THE EXERCISE
Report how many lines hold the word "Black"; give nothing but the number.

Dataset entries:
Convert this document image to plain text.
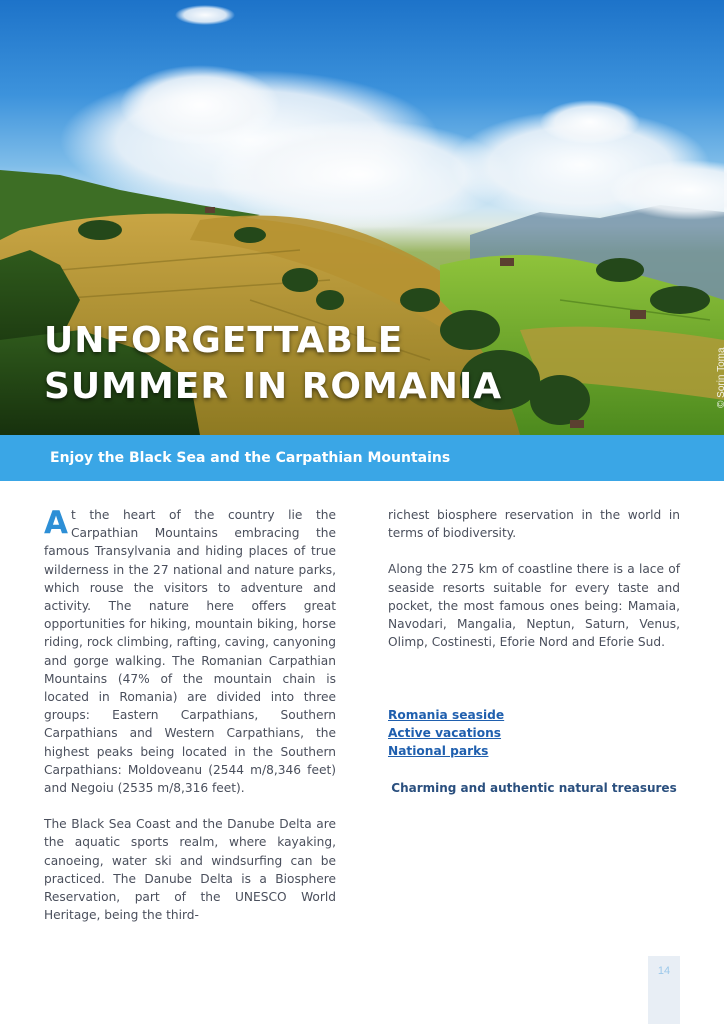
UNFORGETTABLE
SUMMER IN ROMANIA	© Sorin Toma
Enjoy the Black Sea and the Carpathian Mountains

At the heart of the country lie the Carpathian Mountains embracing the famous Transylvania and hiding places of true wilderness in the 27 national and nature parks, which rouse the visitors to adventure and activity. The nature here offers great opportunities for hiking, mountain biking, horse riding, rock climbing, rafting, caving, canyoning and gorge walking. The Romanian Carpathian Mountains (47% of the mountain chain is located in Romania) are divided into three groups: Eastern Carpathians, Southern Carpathians and Western Carpathians, the highest peaks being located in the Southern Carpathians: Moldoveanu (2544 m/8,346 feet) and Negoiu (2535 m/8,316 feet).

The Black Sea Coast and the Danube Delta are the aquatic sports realm, where kayaking, canoeing, water ski and windsurfing can be practiced. The Danube Delta is a Biosphere Reservation, part of the UNESCO World Heritage, being the third-

richest biosphere reservation in the world in terms of biodiversity.

Along the 275 km of coastline there is a lace of seaside resorts suitable for every taste and pocket, the most famous ones being: Mamaia, Navodari, Mangalia, Neptun, Saturn, Venus, Olimp, Costinesti, Eforie Nord and Eforie Sud.

Romania seaside
Active vacations
National parks
Charming and authentic natural treasures
14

TASK ANSWER
2